— START SUPPLIED MATERIAL —

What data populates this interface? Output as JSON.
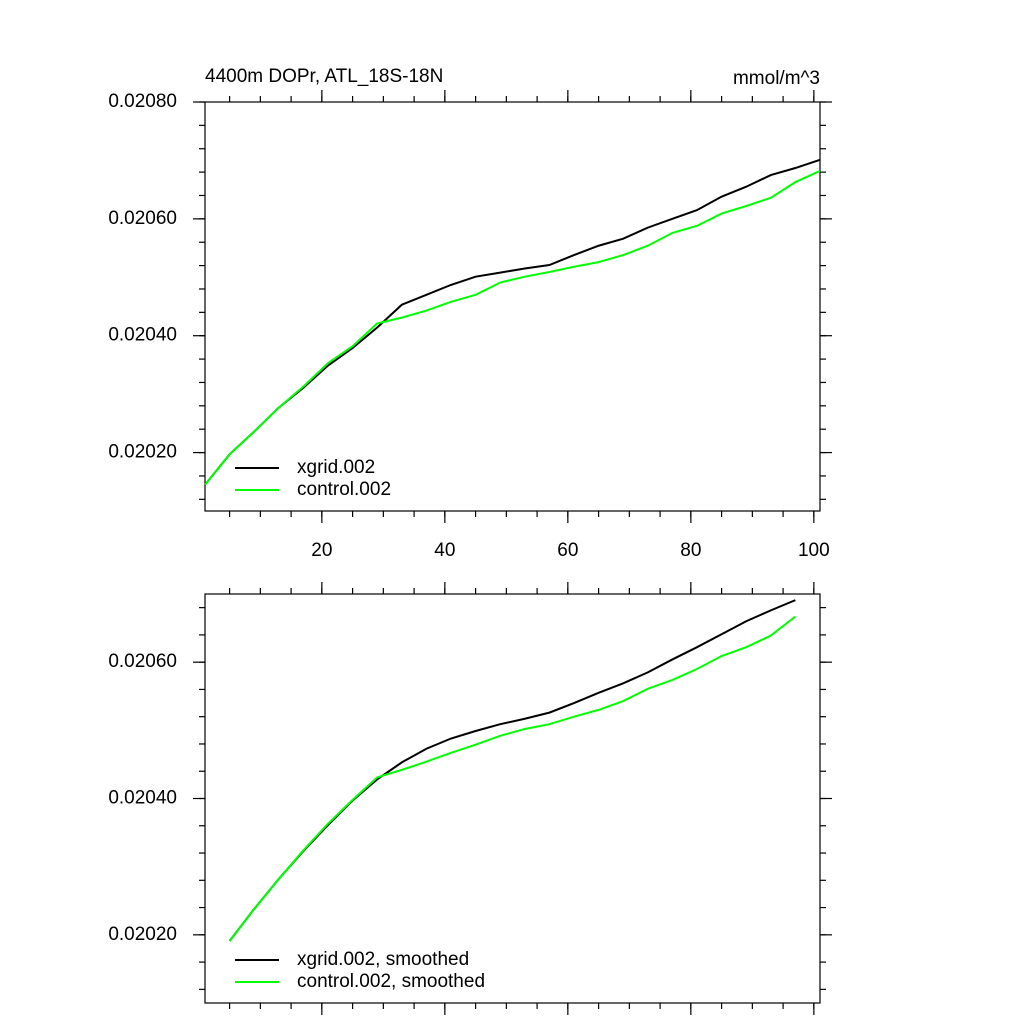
{
  "chart_data": [
    {
      "type": "line",
      "title": "4400m DOPr, ATL_18S-18N",
      "subtitle": "mmol/m^3",
      "x": [
        1,
        5,
        9,
        13,
        17,
        21,
        25,
        29,
        33,
        37,
        41,
        45,
        49,
        53,
        57,
        61,
        65,
        69,
        73,
        77,
        81,
        85,
        89,
        93,
        97,
        101
      ],
      "series": [
        {
          "name": "xgrid.002",
          "color": "#000000",
          "values": [
            0.020145,
            0.020197,
            0.020236,
            0.020277,
            0.020311,
            0.020349,
            0.020379,
            0.020414,
            0.020453,
            0.02047,
            0.020487,
            0.020501,
            0.020508,
            0.020515,
            0.020521,
            0.020538,
            0.020554,
            0.020566,
            0.020585,
            0.0206,
            0.020615,
            0.020638,
            0.020655,
            0.020675,
            0.020687,
            0.020701
          ]
        },
        {
          "name": "control.002",
          "color": "#00ff00",
          "values": [
            0.020145,
            0.020197,
            0.020236,
            0.020277,
            0.020313,
            0.020353,
            0.020382,
            0.020421,
            0.020431,
            0.020443,
            0.020458,
            0.02047,
            0.020491,
            0.020501,
            0.020509,
            0.020518,
            0.020526,
            0.020538,
            0.020554,
            0.020576,
            0.020588,
            0.020609,
            0.020622,
            0.020636,
            0.020663,
            0.020682
          ]
        }
      ],
      "xlim": [
        1,
        101
      ],
      "xticks": [
        20,
        40,
        60,
        80,
        100
      ],
      "ylim": [
        0.0201,
        0.0208
      ],
      "yticks": [
        {
          "value": 0.0202,
          "label": "0.02020"
        },
        {
          "value": 0.0204,
          "label": "0.02040"
        },
        {
          "value": 0.0206,
          "label": "0.02060"
        },
        {
          "value": 0.0208,
          "label": "0.02080"
        }
      ],
      "legend": "lower left"
    },
    {
      "type": "line",
      "x": [
        5,
        9,
        13,
        17,
        21,
        25,
        29,
        33,
        37,
        41,
        45,
        49,
        53,
        57,
        61,
        65,
        69,
        73,
        77,
        81,
        85,
        89,
        93,
        97
      ],
      "series": [
        {
          "name": "xgrid.002, smoothed",
          "color": "#000000",
          "values": [
            0.020191,
            0.020238,
            0.020282,
            0.020323,
            0.020361,
            0.020397,
            0.020428,
            0.020453,
            0.020473,
            0.020488,
            0.020499,
            0.020509,
            0.020517,
            0.020526,
            0.02054,
            0.020555,
            0.020569,
            0.020585,
            0.020604,
            0.020622,
            0.020641,
            0.02066,
            0.020676,
            0.020691
          ]
        },
        {
          "name": "control.002, smoothed",
          "color": "#00ff00",
          "values": [
            0.020191,
            0.020238,
            0.020282,
            0.020324,
            0.020363,
            0.020398,
            0.020431,
            0.020442,
            0.020454,
            0.020467,
            0.020479,
            0.020492,
            0.020502,
            0.020509,
            0.02052,
            0.02053,
            0.020543,
            0.020561,
            0.020574,
            0.02059,
            0.020609,
            0.020622,
            0.020639,
            0.020667
          ]
        }
      ],
      "xlim": [
        1,
        101
      ],
      "ylim": [
        0.0201,
        0.0207
      ],
      "yticks": [
        {
          "value": 0.0202,
          "label": "0.02020"
        },
        {
          "value": 0.0204,
          "label": "0.02040"
        },
        {
          "value": 0.0206,
          "label": "0.02060"
        }
      ],
      "legend": "lower left"
    }
  ]
}
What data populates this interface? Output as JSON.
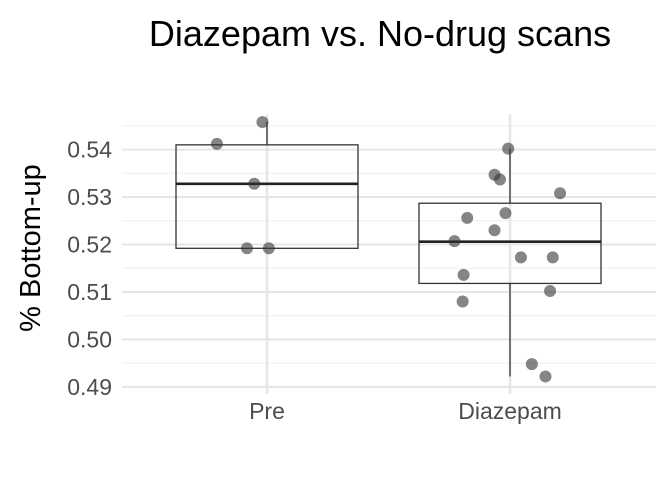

— END SUPPLIED MATERIAL —

## REQUIREMENT:
Leave the pictures out and output the rest of the listing exactly.

## FULL OUTPUT:
What data populates this interface? Output as JSON.
{
  "chart_data": [
    {
      "type": "line",
      "title": "4400m DOPr, ATL_18S-18N",
      "subtitle": "mmol/m^3",
      "x": [
        1,
        5,
        9,
        13,
        17,
        21,
        25,
        29,
        33,
        37,
        41,
        45,
        49,
        53,
        57,
        61,
        65,
        69,
        73,
        77,
        81,
        85,
        89,
        93,
        97,
        101
      ],
      "series": [
        {
          "name": "xgrid.002",
          "color": "#000000",
          "values": [
            0.020145,
            0.020197,
            0.020236,
            0.020277,
            0.020311,
            0.020349,
            0.020379,
            0.020414,
            0.020453,
            0.02047,
            0.020487,
            0.020501,
            0.020508,
            0.020515,
            0.020521,
            0.020538,
            0.020554,
            0.020566,
            0.020585,
            0.0206,
            0.020615,
            0.020638,
            0.020655,
            0.020675,
            0.020687,
            0.020701
          ]
        },
        {
          "name": "control.002",
          "color": "#00ff00",
          "values": [
            0.020145,
            0.020197,
            0.020236,
            0.020277,
            0.020313,
            0.020353,
            0.020382,
            0.020421,
            0.020431,
            0.020443,
            0.020458,
            0.02047,
            0.020491,
            0.020501,
            0.020509,
            0.020518,
            0.020526,
            0.020538,
            0.020554,
            0.020576,
            0.020588,
            0.020609,
            0.020622,
            0.020636,
            0.020663,
            0.020682
          ]
        }
      ],
      "xlim": [
        1,
        101
      ],
      "xticks": [
        20,
        40,
        60,
        80,
        100
      ],
      "ylim": [
        0.0201,
        0.0208
      ],
      "yticks": [
        {
          "value": 0.0202,
          "label": "0.02020"
        },
        {
          "value": 0.0204,
          "label": "0.02040"
        },
        {
          "value": 0.0206,
          "label": "0.02060"
        },
        {
          "value": 0.0208,
          "label": "0.02080"
        }
      ],
      "legend": "lower left"
    },
    {
      "type": "line",
      "x": [
        5,
        9,
        13,
        17,
        21,
        25,
        29,
        33,
        37,
        41,
        45,
        49,
        53,
        57,
        61,
        65,
        69,
        73,
        77,
        81,
        85,
        89,
        93,
        97
      ],
      "series": [
        {
          "name": "xgrid.002, smoothed",
          "color": "#000000",
          "values": [
            0.020191,
            0.020238,
            0.020282,
            0.020323,
            0.020361,
            0.020397,
            0.020428,
            0.020453,
            0.020473,
            0.020488,
            0.020499,
            0.020509,
            0.020517,
            0.020526,
            0.02054,
            0.020555,
            0.020569,
            0.020585,
            0.020604,
            0.020622,
            0.020641,
            0.02066,
            0.020676,
            0.020691
          ]
        },
        {
          "name": "control.002, smoothed",
          "color": "#00ff00",
          "values": [
            0.020191,
            0.020238,
            0.020282,
            0.020324,
            0.020363,
            0.020398,
            0.020431,
            0.020442,
            0.020454,
            0.020467,
            0.020479,
            0.020492,
            0.020502,
            0.020509,
            0.02052,
            0.02053,
            0.020543,
            0.020561,
            0.020574,
            0.02059,
            0.020609,
            0.020622,
            0.020639,
            0.020667
          ]
        }
      ],
      "xlim": [
        1,
        101
      ],
      "ylim": [
        0.0201,
        0.0207
      ],
      "yticks": [
        {
          "value": 0.0202,
          "label": "0.02020"
        },
        {
          "value": 0.0204,
          "label": "0.02040"
        },
        {
          "value": 0.0206,
          "label": "0.02060"
        }
      ],
      "legend": "lower left"
    }
  ]
}
What data populates this interface? Output as JSON.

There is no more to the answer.